Exact reproduction of the data is required, with images excluded.

Data entries:
- - -

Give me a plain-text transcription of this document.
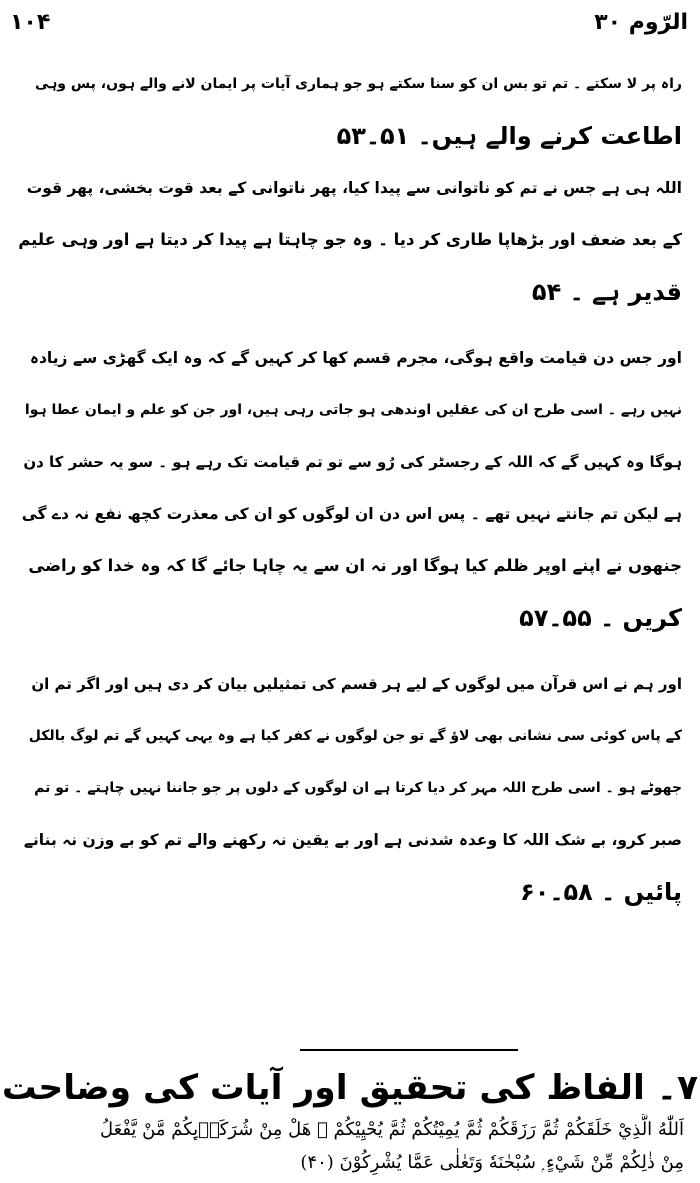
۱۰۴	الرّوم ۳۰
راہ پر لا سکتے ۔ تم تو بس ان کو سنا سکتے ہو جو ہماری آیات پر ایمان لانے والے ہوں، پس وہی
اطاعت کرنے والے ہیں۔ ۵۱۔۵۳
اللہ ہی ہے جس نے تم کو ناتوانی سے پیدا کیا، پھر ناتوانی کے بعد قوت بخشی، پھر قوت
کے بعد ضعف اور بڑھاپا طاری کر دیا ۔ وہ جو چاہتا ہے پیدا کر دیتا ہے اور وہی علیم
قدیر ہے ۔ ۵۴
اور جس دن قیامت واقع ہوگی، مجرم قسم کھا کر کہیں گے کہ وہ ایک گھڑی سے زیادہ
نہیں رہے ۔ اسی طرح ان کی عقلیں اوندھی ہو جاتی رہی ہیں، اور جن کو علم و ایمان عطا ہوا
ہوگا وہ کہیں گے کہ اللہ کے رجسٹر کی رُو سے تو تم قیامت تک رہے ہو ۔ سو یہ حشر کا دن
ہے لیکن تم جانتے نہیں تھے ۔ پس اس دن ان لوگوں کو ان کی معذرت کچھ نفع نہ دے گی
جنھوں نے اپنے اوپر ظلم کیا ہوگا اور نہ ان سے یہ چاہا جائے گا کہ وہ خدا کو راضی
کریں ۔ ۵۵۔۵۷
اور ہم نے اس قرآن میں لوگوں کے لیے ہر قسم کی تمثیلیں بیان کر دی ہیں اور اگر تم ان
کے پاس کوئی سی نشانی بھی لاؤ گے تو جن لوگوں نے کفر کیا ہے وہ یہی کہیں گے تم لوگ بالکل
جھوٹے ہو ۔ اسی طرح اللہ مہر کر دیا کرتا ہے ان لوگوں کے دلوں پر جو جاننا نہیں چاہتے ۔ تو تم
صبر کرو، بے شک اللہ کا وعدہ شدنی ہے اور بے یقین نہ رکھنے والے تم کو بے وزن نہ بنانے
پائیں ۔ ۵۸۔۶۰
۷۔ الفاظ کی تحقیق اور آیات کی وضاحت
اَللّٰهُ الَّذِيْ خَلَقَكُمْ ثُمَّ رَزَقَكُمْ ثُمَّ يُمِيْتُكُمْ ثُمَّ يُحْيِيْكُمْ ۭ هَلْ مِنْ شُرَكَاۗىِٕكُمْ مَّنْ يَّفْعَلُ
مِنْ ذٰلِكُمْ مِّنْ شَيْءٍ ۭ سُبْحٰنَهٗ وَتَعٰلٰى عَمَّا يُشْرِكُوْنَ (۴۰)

- - -

▶ **Solution for this task**
Give me a plain-text transcription of this document.
۱۰۴	الرّوم ۳۰
راہ پر لا سکتے ۔ تم تو بس ان کو سنا سکتے ہو جو ہماری آیات پر ایمان لانے والے ہوں، پس وہی
اطاعت کرنے والے ہیں۔ ۵۱۔۵۳
اللہ ہی ہے جس نے تم کو ناتوانی سے پیدا کیا، پھر ناتوانی کے بعد قوت بخشی، پھر قوت
کے بعد ضعف اور بڑھاپا طاری کر دیا ۔ وہ جو چاہتا ہے پیدا کر دیتا ہے اور وہی علیم
قدیر ہے ۔ ۵۴
اور جس دن قیامت واقع ہوگی، مجرم قسم کھا کر کہیں گے کہ وہ ایک گھڑی سے زیادہ
نہیں رہے ۔ اسی طرح ان کی عقلیں اوندھی ہو جاتی رہی ہیں، اور جن کو علم و ایمان عطا ہوا
ہوگا وہ کہیں گے کہ اللہ کے رجسٹر کی رُو سے تو تم قیامت تک رہے ہو ۔ سو یہ حشر کا دن
ہے لیکن تم جانتے نہیں تھے ۔ پس اس دن ان لوگوں کو ان کی معذرت کچھ نفع نہ دے گی
جنھوں نے اپنے اوپر ظلم کیا ہوگا اور نہ ان سے یہ چاہا جائے گا کہ وہ خدا کو راضی
کریں ۔ ۵۵۔۵۷
اور ہم نے اس قرآن میں لوگوں کے لیے ہر قسم کی تمثیلیں بیان کر دی ہیں اور اگر تم ان
کے پاس کوئی سی نشانی بھی لاؤ گے تو جن لوگوں نے کفر کیا ہے وہ یہی کہیں گے تم لوگ بالکل
جھوٹے ہو ۔ اسی طرح اللہ مہر کر دیا کرتا ہے ان لوگوں کے دلوں پر جو جاننا نہیں چاہتے ۔ تو تم
صبر کرو، بے شک اللہ کا وعدہ شدنی ہے اور بے یقین نہ رکھنے والے تم کو بے وزن نہ بنانے
پائیں ۔ ۵۸۔۶۰
۷۔ الفاظ کی تحقیق اور آیات کی وضاحت
اَللّٰهُ الَّذِيْ خَلَقَكُمْ ثُمَّ رَزَقَكُمْ ثُمَّ يُمِيْتُكُمْ ثُمَّ يُحْيِيْكُمْ ۭ هَلْ مِنْ شُرَكَاۗىِٕكُمْ مَّنْ يَّفْعَلُ
مِنْ ذٰلِكُمْ مِّنْ شَيْءٍ ۭ سُبْحٰنَهٗ وَتَعٰلٰى عَمَّا يُشْرِكُوْنَ (۴۰)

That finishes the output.